Find all the lines with "band" and gather them.

Dataset listings of figures
···

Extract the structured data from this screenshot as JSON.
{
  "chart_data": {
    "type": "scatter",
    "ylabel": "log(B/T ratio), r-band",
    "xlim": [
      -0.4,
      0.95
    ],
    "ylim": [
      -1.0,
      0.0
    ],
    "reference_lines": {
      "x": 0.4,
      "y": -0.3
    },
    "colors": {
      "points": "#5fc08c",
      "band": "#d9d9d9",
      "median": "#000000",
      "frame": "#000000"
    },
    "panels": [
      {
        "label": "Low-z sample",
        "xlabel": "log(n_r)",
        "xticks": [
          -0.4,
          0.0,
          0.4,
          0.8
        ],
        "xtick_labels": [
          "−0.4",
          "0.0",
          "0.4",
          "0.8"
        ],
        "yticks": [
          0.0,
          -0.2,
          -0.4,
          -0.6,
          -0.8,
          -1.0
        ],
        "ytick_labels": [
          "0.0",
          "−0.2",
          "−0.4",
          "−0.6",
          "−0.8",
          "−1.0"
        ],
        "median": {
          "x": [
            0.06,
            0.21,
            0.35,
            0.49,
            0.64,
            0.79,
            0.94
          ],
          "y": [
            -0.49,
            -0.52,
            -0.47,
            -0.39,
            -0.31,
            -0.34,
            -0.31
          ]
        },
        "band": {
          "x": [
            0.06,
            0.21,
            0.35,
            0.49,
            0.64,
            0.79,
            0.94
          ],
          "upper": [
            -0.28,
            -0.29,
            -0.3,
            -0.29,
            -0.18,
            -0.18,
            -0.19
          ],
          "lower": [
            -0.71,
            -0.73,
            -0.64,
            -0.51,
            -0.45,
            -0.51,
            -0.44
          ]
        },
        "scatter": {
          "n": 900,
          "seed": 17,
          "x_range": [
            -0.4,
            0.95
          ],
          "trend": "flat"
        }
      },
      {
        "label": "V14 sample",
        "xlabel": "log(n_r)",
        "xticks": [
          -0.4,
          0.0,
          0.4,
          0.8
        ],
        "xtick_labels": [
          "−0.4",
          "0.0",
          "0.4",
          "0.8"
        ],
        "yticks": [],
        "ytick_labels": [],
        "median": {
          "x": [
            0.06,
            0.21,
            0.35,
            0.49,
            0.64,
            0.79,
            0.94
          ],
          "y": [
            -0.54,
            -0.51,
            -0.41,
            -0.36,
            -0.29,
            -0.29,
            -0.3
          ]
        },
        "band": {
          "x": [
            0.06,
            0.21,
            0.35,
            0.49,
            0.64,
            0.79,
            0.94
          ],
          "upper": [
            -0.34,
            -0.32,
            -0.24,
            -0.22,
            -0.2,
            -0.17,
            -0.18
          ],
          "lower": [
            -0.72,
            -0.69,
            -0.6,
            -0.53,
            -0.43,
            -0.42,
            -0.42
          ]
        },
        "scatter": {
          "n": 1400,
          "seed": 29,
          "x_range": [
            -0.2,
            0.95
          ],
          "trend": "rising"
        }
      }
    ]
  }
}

···

• _Written response_:
    "ylabel": "log(B/T ratio), r-band",
      "band": "#d9d9d9",
        "band": {
        "band": {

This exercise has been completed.